** Items from a data source **

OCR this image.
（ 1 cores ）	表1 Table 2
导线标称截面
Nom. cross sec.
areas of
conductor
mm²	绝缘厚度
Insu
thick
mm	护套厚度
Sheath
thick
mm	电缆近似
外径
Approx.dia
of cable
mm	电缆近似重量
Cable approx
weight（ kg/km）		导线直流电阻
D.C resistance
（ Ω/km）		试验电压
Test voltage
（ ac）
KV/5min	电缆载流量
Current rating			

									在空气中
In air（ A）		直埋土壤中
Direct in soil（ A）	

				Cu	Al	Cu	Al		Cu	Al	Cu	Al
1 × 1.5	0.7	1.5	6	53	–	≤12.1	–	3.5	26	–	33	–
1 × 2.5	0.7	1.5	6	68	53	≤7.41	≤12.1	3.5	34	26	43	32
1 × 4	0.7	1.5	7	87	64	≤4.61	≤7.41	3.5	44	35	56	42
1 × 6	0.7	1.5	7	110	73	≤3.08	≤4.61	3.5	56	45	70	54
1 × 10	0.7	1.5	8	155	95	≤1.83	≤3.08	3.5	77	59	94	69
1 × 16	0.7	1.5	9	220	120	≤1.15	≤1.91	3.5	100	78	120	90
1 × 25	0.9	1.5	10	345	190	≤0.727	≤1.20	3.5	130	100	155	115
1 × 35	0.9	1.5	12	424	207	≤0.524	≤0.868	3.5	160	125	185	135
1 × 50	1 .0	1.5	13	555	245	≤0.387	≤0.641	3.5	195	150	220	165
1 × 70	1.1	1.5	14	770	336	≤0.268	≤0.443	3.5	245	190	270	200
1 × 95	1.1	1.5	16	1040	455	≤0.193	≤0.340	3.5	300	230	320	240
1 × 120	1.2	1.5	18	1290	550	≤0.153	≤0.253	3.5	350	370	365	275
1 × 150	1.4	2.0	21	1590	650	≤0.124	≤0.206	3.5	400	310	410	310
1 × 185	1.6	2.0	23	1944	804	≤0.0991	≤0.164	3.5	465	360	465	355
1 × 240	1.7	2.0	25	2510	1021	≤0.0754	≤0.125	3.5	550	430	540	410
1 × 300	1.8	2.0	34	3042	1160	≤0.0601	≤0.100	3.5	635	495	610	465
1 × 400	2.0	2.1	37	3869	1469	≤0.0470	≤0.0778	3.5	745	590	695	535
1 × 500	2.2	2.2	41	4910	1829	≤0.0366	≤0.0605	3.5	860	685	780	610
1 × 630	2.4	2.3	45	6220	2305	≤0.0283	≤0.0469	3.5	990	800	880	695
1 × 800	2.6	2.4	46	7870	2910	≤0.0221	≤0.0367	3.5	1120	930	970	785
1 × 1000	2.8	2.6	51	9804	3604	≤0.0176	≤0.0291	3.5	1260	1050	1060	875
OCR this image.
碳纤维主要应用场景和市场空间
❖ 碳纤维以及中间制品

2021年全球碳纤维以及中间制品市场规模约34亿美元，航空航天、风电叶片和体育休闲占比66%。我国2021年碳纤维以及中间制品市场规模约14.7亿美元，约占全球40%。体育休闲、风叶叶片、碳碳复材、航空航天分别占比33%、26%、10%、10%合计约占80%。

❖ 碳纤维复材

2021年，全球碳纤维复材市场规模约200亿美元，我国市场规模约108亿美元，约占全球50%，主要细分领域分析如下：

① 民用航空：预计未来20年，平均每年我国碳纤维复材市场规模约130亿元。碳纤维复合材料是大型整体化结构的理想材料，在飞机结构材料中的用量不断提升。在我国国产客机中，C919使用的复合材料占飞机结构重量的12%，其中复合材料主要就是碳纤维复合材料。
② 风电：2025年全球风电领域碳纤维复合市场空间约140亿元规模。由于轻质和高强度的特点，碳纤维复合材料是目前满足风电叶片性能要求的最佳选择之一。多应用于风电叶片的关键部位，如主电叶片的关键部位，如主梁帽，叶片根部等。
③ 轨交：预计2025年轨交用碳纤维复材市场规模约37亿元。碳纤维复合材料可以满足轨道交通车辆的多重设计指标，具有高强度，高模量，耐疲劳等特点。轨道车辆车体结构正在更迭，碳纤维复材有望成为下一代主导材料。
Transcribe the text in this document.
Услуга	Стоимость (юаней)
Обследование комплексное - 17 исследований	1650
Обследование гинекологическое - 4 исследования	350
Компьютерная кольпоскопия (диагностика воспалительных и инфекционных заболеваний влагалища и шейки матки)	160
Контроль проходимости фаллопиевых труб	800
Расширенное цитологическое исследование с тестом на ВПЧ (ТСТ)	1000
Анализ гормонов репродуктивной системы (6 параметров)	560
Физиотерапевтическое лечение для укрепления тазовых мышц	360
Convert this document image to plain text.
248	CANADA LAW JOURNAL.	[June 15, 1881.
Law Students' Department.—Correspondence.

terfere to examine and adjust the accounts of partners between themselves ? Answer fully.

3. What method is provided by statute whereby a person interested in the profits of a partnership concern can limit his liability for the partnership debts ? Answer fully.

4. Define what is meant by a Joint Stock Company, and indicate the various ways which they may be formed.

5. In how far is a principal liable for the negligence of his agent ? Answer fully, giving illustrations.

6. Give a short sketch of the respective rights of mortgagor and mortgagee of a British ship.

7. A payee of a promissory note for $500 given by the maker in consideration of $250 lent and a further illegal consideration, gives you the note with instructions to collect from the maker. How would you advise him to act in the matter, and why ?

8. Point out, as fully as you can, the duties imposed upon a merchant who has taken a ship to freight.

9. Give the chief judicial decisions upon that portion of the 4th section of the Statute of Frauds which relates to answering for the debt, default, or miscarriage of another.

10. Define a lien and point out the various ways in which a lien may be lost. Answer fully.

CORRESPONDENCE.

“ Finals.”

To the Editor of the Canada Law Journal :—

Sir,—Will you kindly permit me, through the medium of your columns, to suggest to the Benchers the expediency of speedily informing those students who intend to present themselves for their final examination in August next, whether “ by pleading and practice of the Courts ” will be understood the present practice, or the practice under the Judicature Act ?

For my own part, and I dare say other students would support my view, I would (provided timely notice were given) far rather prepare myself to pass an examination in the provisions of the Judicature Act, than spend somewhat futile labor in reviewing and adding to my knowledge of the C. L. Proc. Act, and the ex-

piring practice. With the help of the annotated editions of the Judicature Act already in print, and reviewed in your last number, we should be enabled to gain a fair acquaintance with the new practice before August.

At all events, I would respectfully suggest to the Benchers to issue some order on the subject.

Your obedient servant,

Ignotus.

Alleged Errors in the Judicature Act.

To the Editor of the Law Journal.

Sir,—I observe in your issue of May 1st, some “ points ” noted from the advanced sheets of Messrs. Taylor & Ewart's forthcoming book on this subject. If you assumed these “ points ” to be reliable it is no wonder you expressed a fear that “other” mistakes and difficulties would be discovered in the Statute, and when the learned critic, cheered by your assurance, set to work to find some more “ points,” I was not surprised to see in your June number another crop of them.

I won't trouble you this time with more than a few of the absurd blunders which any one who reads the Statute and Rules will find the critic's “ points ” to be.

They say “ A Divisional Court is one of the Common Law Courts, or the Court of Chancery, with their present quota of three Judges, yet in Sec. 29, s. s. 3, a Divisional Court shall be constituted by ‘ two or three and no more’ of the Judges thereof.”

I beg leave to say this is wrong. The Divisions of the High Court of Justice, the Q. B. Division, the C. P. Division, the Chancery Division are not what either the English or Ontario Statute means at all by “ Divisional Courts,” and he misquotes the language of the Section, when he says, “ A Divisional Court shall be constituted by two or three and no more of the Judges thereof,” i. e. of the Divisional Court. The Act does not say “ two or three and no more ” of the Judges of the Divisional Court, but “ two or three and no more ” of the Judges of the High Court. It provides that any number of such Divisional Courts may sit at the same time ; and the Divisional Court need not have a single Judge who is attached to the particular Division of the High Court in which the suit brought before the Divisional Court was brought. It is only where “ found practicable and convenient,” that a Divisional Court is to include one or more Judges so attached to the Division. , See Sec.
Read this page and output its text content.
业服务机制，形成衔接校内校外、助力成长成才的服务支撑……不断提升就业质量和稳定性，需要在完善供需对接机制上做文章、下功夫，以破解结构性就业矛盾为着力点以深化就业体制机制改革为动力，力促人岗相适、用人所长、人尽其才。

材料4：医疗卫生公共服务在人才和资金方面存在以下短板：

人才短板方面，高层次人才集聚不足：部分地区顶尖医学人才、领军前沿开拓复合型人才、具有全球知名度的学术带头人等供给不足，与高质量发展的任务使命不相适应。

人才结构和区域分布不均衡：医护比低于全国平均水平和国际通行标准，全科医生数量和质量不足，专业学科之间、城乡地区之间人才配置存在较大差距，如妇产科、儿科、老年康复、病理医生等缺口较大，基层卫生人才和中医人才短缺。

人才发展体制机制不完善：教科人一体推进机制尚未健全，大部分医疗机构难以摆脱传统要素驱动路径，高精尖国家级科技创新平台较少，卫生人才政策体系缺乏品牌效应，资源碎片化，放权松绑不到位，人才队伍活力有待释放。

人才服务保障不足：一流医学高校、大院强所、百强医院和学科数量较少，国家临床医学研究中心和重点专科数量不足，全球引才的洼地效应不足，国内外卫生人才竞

** What to work on **
From the listing above, copy all lines holding the word "June".

** Final result **
248	CANADA LAW JOURNAL.	[June 15, 1881.
Sir,—I observe in your issue of May 1st, some “ points ” noted from the advanced sheets of Messrs. Taylor & Ewart's forthcoming book on this subject. If you assumed these “ points ” to be reliable it is no wonder you expressed a fear that “other” mistakes and difficulties would be discovered in the Statute, and when the learned critic, cheered by your assurance, set to work to find some more “ points,” I was not surprised to see in your June number another crop of them.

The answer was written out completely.